▶ [Exercise aim]: Omit all pictures and give the records below again exactly as written.

================================

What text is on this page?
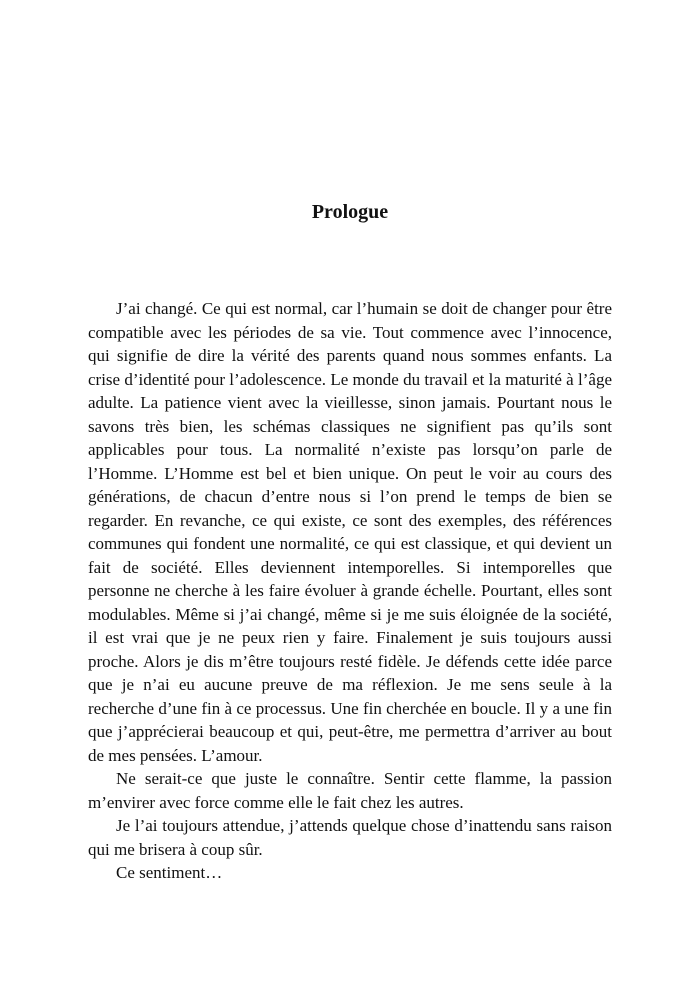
Prologue

J’ai changé. Ce qui est normal, car l’humain se doit de changer pour être compatible avec les périodes de sa vie. Tout commence avec l’innocence, qui signifie de dire la vérité des parents quand nous sommes enfants. La crise d’identité pour l’adolescence. Le monde du travail et la maturité à l’âge adulte. La patience vient avec la vieillesse, sinon jamais. Pourtant nous le savons très bien, les schémas classiques ne signifient pas qu’ils sont applicables pour tous. La normalité n’existe pas lorsqu’on parle de l’Homme. L’Homme est bel et bien unique. On peut le voir au cours des générations, de chacun d’entre nous si l’on prend le temps de bien se regarder. En revanche, ce qui existe, ce sont des exemples, des références communes qui fondent une normalité, ce qui est classique, et qui devient un fait de société. Elles deviennent intemporelles. Si intemporelles que personne ne cherche à les faire évoluer à grande échelle. Pourtant, elles sont modulables. Même si j’ai changé, même si je me suis éloignée de la société, il est vrai que je ne peux rien y faire. Finalement je suis toujours aussi proche. Alors je dis m’être toujours resté fidèle. Je défends cette idée parce que je n’ai eu aucune preuve de ma réflexion. Je me sens seule à la recherche d’une fin à ce processus. Une fin cherchée en boucle. Il y a une fin que j’apprécierai beaucoup et qui, peut-être, me permettra d’arriver au bout de mes pensées. L’amour.

Ne serait-ce que juste le connaître. Sentir cette flamme, la passion m’envirer avec force comme elle le fait chez les autres.

Je l’ai toujours attendue, j’attends quelque chose d’inattendu sans raison qui me brisera à coup sûr.

Ce sentiment…
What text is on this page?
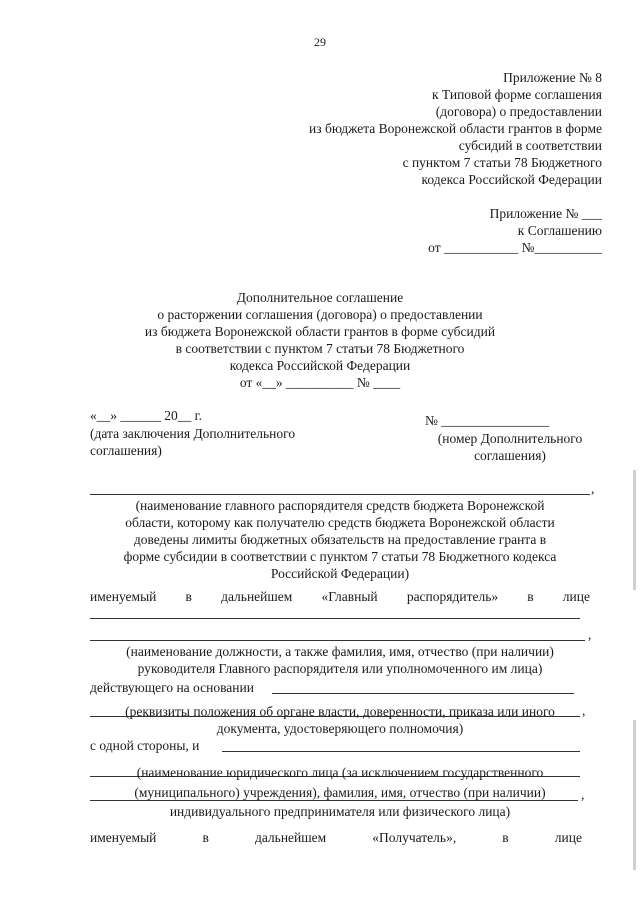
29
Приложение № 8
к Типовой форме соглашения
(договора) о предоставлении
из бюджета Воронежской области грантов в форме
субсидий в соответствии
с пунктом 7 статьи 78 Бюджетного
кодекса Российской Федерации
Приложение № ___
к Соглашению
от ___________ №__________
Дополнительное соглашение
о расторжении соглашения (договора) о предоставлении
из бюджета Воронежской области грантов в форме субсидий
в соответствии с пунктом 7 статьи 78 Бюджетного
кодекса Российской Федерации
от «__» __________ № ____
«__» ______ 20__ г.
(дата заключения Дополнительного
соглашения)
№ ________________
(номер Дополнительного
соглашения)
,
(наименование главного распорядителя средств бюджета Воронежской
области, которому как получателю средств бюджета Воронежской области
доведены лимиты бюджетных обязательств на предоставление гранта в
форме субсидии в соответствии с пунктом 7 статьи 78 Бюджетного кодекса
Российской Федерации)
именуемый в дальнейшем «Главный распорядитель» в лице
,
(наименование должности, а также фамилия, имя, отчество (при наличии)
руководителя Главного распорядителя или уполномоченного им лица)
действующего на основании
,
(реквизиты положения об органе власти, доверенности, приказа или иного
документа, удостоверяющего полномочия)
с одной стороны, и
,
(наименование юридического лица (за исключением государственного
(муниципального) учреждения), фамилия, имя, отчество (при наличии)
индивидуального предпринимателя или физического лица)
именуемый	в	дальнейшем	«Получатель»,	в	лице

================================

▶ [Output of the task]:
What text is on this page?
Prologue

J’ai changé. Ce qui est normal, car l’humain se doit de changer pour être compatible avec les périodes de sa vie. Tout commence avec l’innocence, qui signifie de dire la vérité des parents quand nous sommes enfants. La crise d’identité pour l’adolescence. Le monde du travail et la maturité à l’âge adulte. La patience vient avec la vieillesse, sinon jamais. Pourtant nous le savons très bien, les schémas classiques ne signifient pas qu’ils sont applicables pour tous. La normalité n’existe pas lorsqu’on parle de l’Homme. L’Homme est bel et bien unique. On peut le voir au cours des générations, de chacun d’entre nous si l’on prend le temps de bien se regarder. En revanche, ce qui existe, ce sont des exemples, des références communes qui fondent une normalité, ce qui est classique, et qui devient un fait de société. Elles deviennent intemporelles. Si intemporelles que personne ne cherche à les faire évoluer à grande échelle. Pourtant, elles sont modulables. Même si j’ai changé, même si je me suis éloignée de la société, il est vrai que je ne peux rien y faire. Finalement je suis toujours aussi proche. Alors je dis m’être toujours resté fidèle. Je défends cette idée parce que je n’ai eu aucune preuve de ma réflexion. Je me sens seule à la recherche d’une fin à ce processus. Une fin cherchée en boucle. Il y a une fin que j’apprécierai beaucoup et qui, peut-être, me permettra d’arriver au bout de mes pensées. L’amour.

Ne serait-ce que juste le connaître. Sentir cette flamme, la passion m’envirer avec force comme elle le fait chez les autres.

Je l’ai toujours attendue, j’attends quelque chose d’inattendu sans raison qui me brisera à coup sûr.

Ce sentiment…
What text is on this page?
29
Приложение № 8
к Типовой форме соглашения
(договора) о предоставлении
из бюджета Воронежской области грантов в форме
субсидий в соответствии
с пунктом 7 статьи 78 Бюджетного
кодекса Российской Федерации
Приложение № ___
к Соглашению
от ___________ №__________
Дополнительное соглашение
о расторжении соглашения (договора) о предоставлении
из бюджета Воронежской области грантов в форме субсидий
в соответствии с пунктом 7 статьи 78 Бюджетного
кодекса Российской Федерации
от «__» __________ № ____
«__» ______ 20__ г.
(дата заключения Дополнительного
соглашения)
№ ________________
(номер Дополнительного
соглашения)
,
(наименование главного распорядителя средств бюджета Воронежской
области, которому как получателю средств бюджета Воронежской области
доведены лимиты бюджетных обязательств на предоставление гранта в
форме субсидии в соответствии с пунктом 7 статьи 78 Бюджетного кодекса
Российской Федерации)
именуемый в дальнейшем «Главный распорядитель» в лице
,
(наименование должности, а также фамилия, имя, отчество (при наличии)
руководителя Главного распорядителя или уполномоченного им лица)
действующего на основании
,
(реквизиты положения об органе власти, доверенности, приказа или иного
документа, удостоверяющего полномочия)
с одной стороны, и
,
(наименование юридического лица (за исключением государственного
(муниципального) учреждения), фамилия, имя, отчество (при наличии)
индивидуального предпринимателя или физического лица)
именуемый	в	дальнейшем	«Получатель»,	в	лице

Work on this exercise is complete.